Required work
Restate the data exactly as given and keep the pictures out.
----------------
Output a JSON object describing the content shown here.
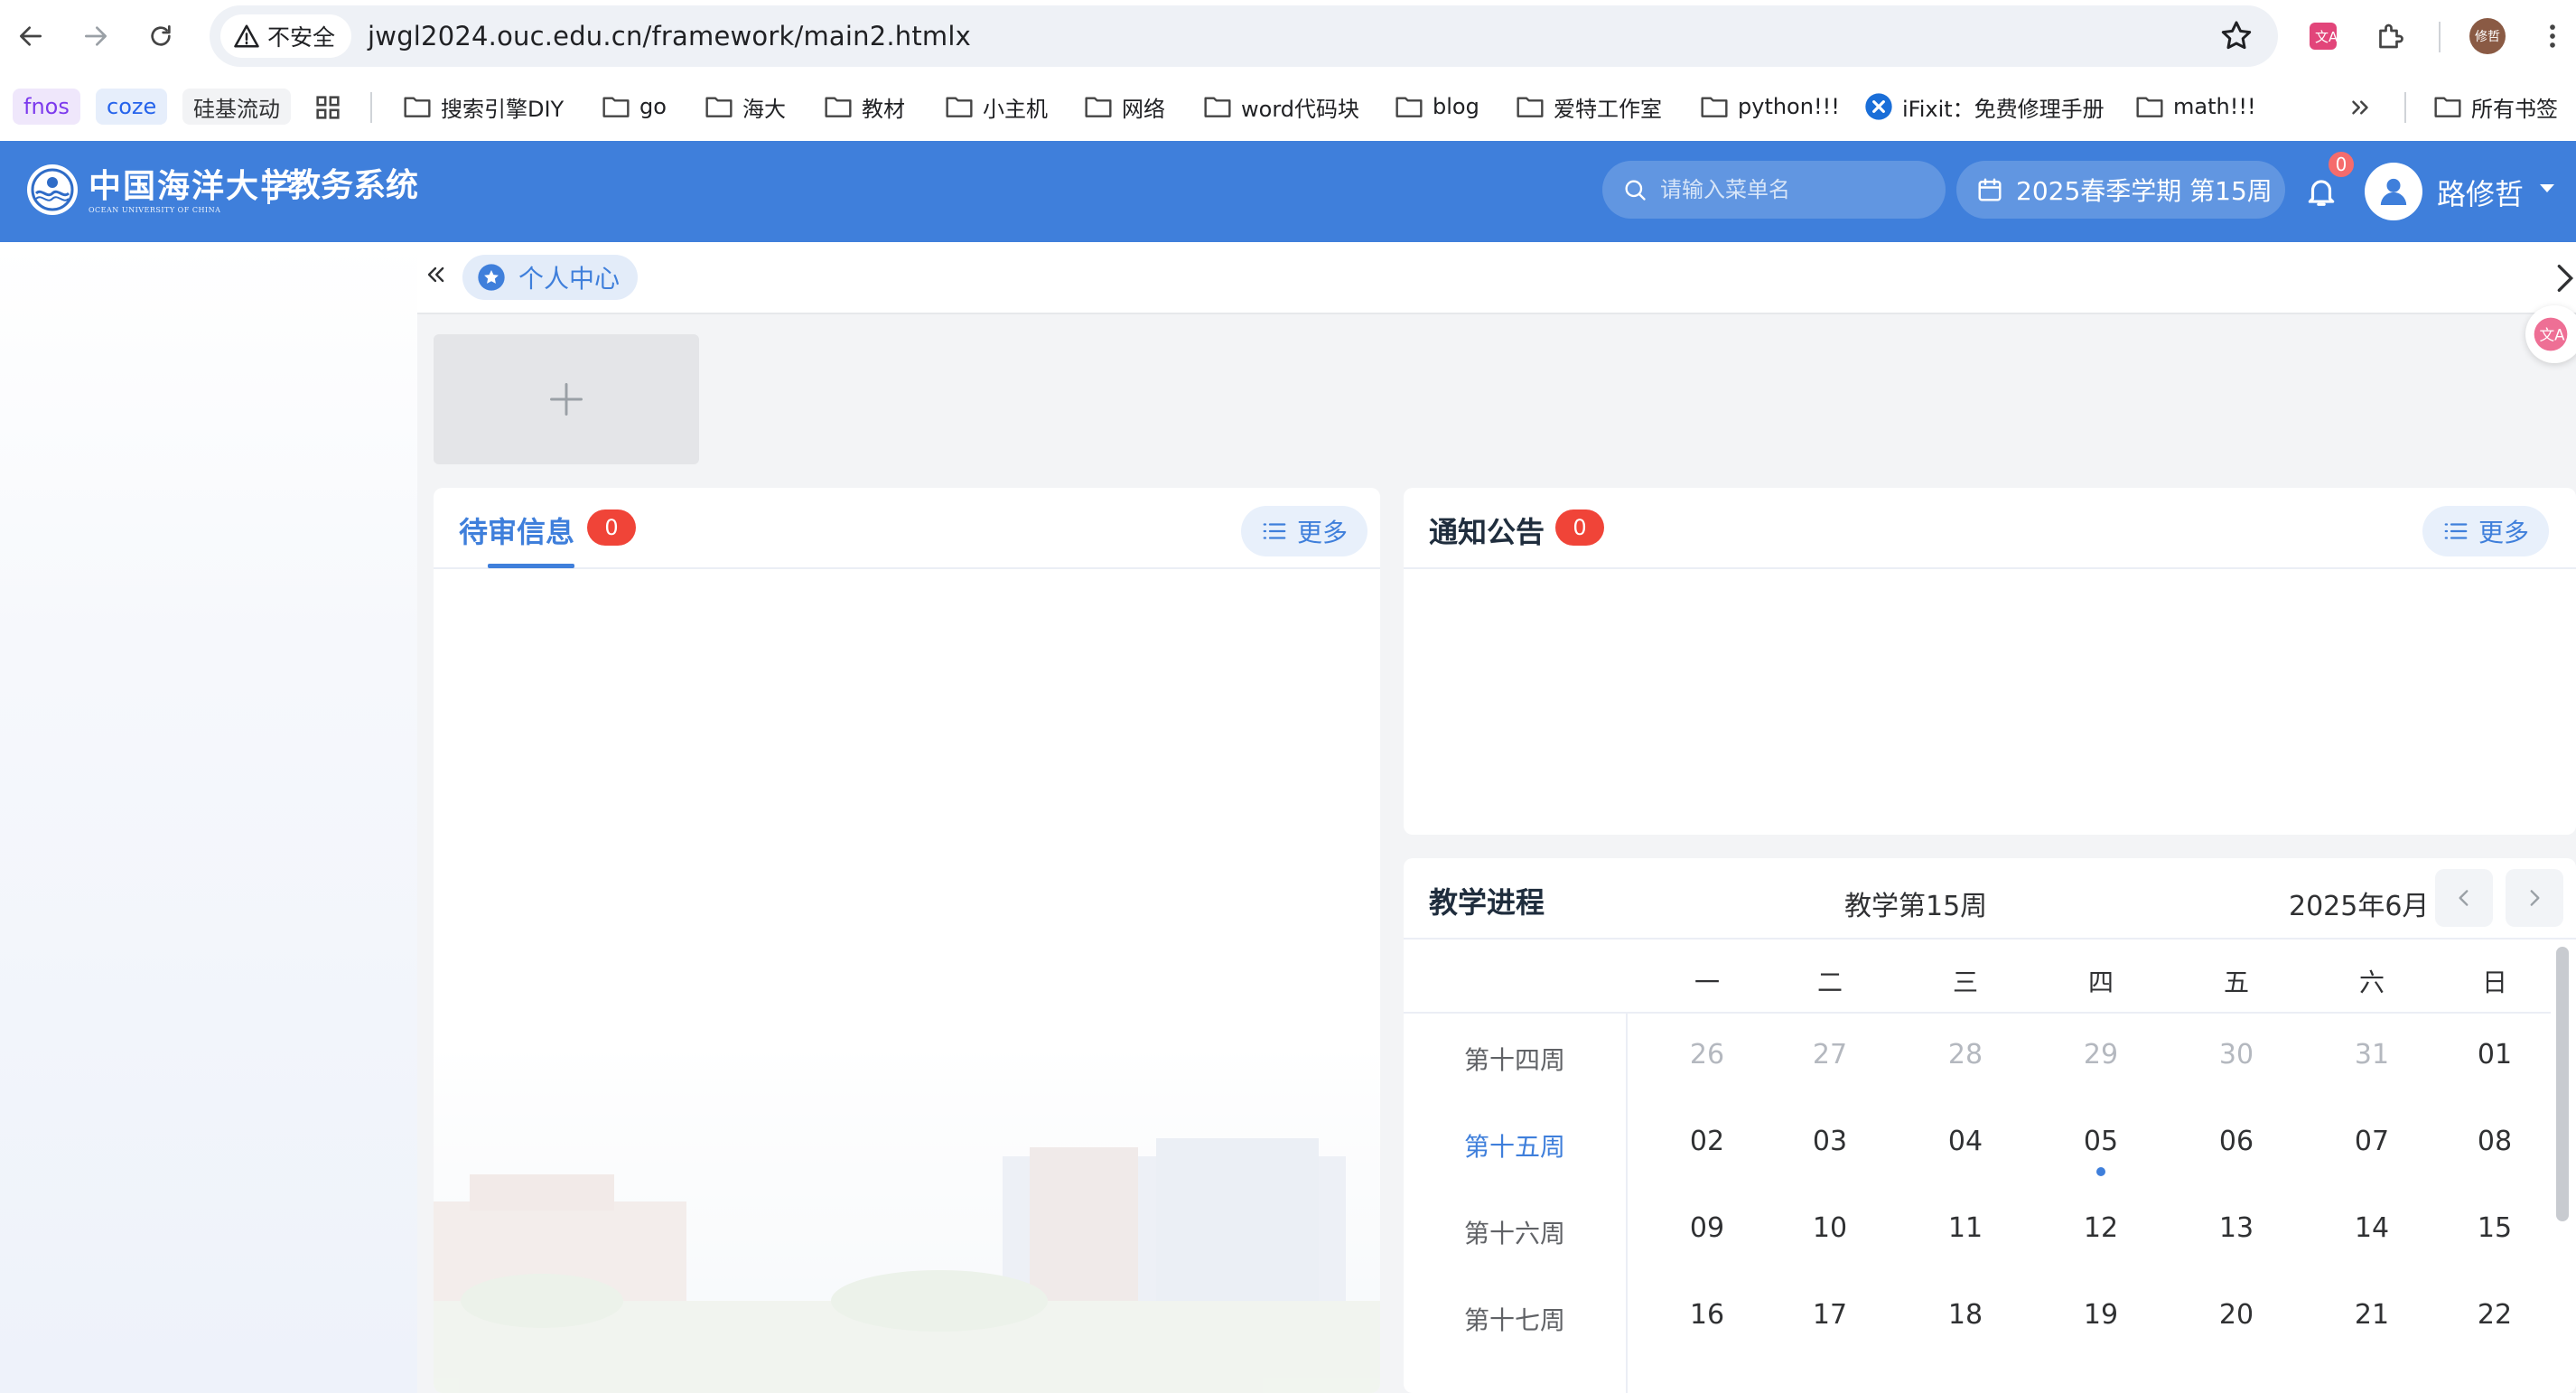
{
  "browser": {
    "security_label": "不安全",
    "url": "jwgl2024.ouc.edu.cn/framework/main2.htmlx",
    "profile_initials": "修哲"
  },
  "bookmarks": {
    "chips": [
      {
        "label": "fnos",
        "color": "#7c3aed",
        "bg": "#efe7fb"
      },
      {
        "label": "coze",
        "color": "#2563eb",
        "bg": "#e6eefb"
      },
      {
        "label": "硅基流动",
        "color": "#303133",
        "bg": "#f2f3f5"
      }
    ],
    "folders": [
      "搜索引擎DIY",
      "go",
      "海大",
      "教材",
      "小主机",
      "网络",
      "word代码块",
      "blog",
      "爱特工作室",
      "python!!!"
    ],
    "ifixit": "iFixit：免费修理手册",
    "math": "math!!!",
    "all_bookmarks": "所有书签"
  },
  "header": {
    "logo_cn": "中国海洋大学",
    "logo_en": "OCEAN UNIVERSITY OF CHINA",
    "system_name": "教务系统",
    "search_placeholder": "请输入菜单名",
    "term": "2025春季学期 第15周",
    "notification_count": "0",
    "user_name": "路修哲",
    "brand_color": "#3f7fdb"
  },
  "tabs": {
    "active": "个人中心"
  },
  "pending": {
    "title": "待审信息",
    "count": "0",
    "more": "更多"
  },
  "notice": {
    "title": "通知公告",
    "count": "0",
    "more": "更多"
  },
  "progress": {
    "title": "教学进程",
    "week_title": "教学第15周",
    "month": "2025年6月",
    "weekdays": [
      "一",
      "二",
      "三",
      "四",
      "五",
      "六",
      "日"
    ],
    "weeks": [
      {
        "label": "第十四周",
        "days": [
          "26",
          "27",
          "28",
          "29",
          "30",
          "31",
          "01"
        ],
        "current": false
      },
      {
        "label": "第十五周",
        "days": [
          "02",
          "03",
          "04",
          "05",
          "06",
          "07",
          "08"
        ],
        "current": true
      },
      {
        "label": "第十六周",
        "days": [
          "09",
          "10",
          "11",
          "12",
          "13",
          "14",
          "15"
        ],
        "current": false
      },
      {
        "label": "第十七周",
        "days": [
          "16",
          "17",
          "18",
          "19",
          "20",
          "21",
          "22"
        ],
        "current": false
      }
    ],
    "today": "05"
  }
}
----------------
The output
Output a JSON object describing the content shown here.
{
  "browser": {
    "security_label": "不安全",
    "url": "jwgl2024.ouc.edu.cn/framework/main2.htmlx",
    "profile_initials": "修哲"
  },
  "bookmarks": {
    "chips": [
      {
        "label": "fnos",
        "color": "#7c3aed",
        "bg": "#efe7fb"
      },
      {
        "label": "coze",
        "color": "#2563eb",
        "bg": "#e6eefb"
      },
      {
        "label": "硅基流动",
        "color": "#303133",
        "bg": "#f2f3f5"
      }
    ],
    "folders": [
      "搜索引擎DIY",
      "go",
      "海大",
      "教材",
      "小主机",
      "网络",
      "word代码块",
      "blog",
      "爱特工作室",
      "python!!!"
    ],
    "ifixit": "iFixit：免费修理手册",
    "math": "math!!!",
    "all_bookmarks": "所有书签"
  },
  "header": {
    "logo_cn": "中国海洋大学",
    "logo_en": "OCEAN UNIVERSITY OF CHINA",
    "system_name": "教务系统",
    "search_placeholder": "请输入菜单名",
    "term": "2025春季学期 第15周",
    "notification_count": "0",
    "user_name": "路修哲",
    "brand_color": "#3f7fdb"
  },
  "tabs": {
    "active": "个人中心"
  },
  "pending": {
    "title": "待审信息",
    "count": "0",
    "more": "更多"
  },
  "notice": {
    "title": "通知公告",
    "count": "0",
    "more": "更多"
  },
  "progress": {
    "title": "教学进程",
    "week_title": "教学第15周",
    "month": "2025年6月",
    "weekdays": [
      "一",
      "二",
      "三",
      "四",
      "五",
      "六",
      "日"
    ],
    "weeks": [
      {
        "label": "第十四周",
        "days": [
          "26",
          "27",
          "28",
          "29",
          "30",
          "31",
          "01"
        ],
        "current": false
      },
      {
        "label": "第十五周",
        "days": [
          "02",
          "03",
          "04",
          "05",
          "06",
          "07",
          "08"
        ],
        "current": true
      },
      {
        "label": "第十六周",
        "days": [
          "09",
          "10",
          "11",
          "12",
          "13",
          "14",
          "15"
        ],
        "current": false
      },
      {
        "label": "第十七周",
        "days": [
          "16",
          "17",
          "18",
          "19",
          "20",
          "21",
          "22"
        ],
        "current": false
      }
    ],
    "today": "05"
  }
}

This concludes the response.